*Short exercise*: Pull out every line below that contains the word "Шнар".

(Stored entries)
════

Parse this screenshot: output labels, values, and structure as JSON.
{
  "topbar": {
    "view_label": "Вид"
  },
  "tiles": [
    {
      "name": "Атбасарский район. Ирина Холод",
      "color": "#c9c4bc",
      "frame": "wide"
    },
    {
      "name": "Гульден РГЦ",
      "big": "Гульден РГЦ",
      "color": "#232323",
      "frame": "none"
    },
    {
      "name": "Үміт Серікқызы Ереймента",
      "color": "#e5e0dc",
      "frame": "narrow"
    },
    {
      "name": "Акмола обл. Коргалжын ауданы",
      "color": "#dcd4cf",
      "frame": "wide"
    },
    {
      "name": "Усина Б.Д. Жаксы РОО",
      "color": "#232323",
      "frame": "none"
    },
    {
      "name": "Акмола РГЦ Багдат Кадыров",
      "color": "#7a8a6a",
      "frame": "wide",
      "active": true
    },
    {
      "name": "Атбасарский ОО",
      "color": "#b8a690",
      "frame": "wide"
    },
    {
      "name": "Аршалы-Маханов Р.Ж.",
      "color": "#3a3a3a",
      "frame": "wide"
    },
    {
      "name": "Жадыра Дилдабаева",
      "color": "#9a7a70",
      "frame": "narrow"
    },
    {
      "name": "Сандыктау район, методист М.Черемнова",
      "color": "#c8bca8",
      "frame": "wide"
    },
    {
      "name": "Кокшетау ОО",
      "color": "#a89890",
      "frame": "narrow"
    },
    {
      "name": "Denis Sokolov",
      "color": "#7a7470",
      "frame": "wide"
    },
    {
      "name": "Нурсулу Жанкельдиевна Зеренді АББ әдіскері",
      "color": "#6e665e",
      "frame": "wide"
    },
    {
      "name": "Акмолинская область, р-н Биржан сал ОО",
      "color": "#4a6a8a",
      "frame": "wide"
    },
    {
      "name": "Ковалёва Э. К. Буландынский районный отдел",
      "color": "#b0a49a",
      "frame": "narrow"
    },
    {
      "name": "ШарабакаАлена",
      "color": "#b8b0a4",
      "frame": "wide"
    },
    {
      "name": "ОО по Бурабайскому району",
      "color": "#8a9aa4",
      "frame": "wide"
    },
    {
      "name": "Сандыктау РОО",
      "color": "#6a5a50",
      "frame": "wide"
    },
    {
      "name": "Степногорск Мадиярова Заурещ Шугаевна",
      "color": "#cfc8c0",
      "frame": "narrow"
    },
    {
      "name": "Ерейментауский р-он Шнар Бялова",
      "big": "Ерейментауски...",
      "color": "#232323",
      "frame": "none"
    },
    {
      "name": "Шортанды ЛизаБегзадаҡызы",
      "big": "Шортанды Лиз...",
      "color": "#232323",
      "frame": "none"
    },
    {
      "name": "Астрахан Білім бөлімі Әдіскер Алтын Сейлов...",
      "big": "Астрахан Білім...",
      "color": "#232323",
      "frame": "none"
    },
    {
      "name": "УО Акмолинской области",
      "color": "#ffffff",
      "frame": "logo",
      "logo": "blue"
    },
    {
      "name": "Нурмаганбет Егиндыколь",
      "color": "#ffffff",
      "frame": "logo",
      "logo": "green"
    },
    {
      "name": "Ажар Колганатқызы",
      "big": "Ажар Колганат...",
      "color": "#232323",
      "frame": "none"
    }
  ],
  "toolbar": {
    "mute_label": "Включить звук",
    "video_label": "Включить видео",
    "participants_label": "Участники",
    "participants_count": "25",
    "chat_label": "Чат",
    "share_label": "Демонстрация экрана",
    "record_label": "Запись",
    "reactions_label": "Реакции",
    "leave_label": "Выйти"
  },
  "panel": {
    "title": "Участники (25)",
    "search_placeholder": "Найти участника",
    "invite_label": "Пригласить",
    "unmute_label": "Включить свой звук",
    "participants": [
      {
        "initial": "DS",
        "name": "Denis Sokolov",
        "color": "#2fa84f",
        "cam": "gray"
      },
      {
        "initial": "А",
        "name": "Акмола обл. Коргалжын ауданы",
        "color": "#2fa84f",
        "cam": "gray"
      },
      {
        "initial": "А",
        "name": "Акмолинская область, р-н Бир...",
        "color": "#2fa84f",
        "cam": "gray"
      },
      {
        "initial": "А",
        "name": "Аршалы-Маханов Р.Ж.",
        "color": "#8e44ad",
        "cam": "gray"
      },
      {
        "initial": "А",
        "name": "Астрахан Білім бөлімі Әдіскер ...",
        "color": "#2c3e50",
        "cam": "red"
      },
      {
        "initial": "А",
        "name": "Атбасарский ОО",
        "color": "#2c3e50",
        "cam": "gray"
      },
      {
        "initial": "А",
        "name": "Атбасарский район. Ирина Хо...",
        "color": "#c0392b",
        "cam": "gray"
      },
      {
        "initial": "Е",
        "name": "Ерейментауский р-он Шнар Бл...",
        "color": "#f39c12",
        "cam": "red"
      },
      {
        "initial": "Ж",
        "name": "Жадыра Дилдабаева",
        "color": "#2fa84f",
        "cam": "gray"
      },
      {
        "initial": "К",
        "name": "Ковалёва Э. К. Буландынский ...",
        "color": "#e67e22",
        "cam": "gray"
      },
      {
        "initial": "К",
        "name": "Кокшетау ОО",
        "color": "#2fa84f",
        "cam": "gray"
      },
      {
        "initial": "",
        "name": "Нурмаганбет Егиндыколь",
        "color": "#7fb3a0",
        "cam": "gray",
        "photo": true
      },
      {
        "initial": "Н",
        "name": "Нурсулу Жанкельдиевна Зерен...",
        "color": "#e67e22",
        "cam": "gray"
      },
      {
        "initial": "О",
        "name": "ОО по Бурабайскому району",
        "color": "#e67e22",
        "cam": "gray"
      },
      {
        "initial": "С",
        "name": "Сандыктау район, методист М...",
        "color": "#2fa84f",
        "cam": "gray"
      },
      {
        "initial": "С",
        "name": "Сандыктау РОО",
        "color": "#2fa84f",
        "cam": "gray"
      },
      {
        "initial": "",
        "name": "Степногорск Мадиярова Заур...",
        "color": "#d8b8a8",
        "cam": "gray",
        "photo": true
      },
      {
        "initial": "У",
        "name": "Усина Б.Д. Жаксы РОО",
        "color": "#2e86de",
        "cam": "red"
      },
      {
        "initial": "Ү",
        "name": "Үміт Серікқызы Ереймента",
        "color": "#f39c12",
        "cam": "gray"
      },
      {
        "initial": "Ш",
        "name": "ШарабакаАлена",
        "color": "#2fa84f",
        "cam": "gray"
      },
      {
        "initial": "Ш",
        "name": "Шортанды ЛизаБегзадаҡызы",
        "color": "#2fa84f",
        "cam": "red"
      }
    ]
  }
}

════

*Correct response*:
      "name": "Ерейментауский р-он Шнар Бялова",
        "name": "Ерейментауский р-он Шнар Бл...",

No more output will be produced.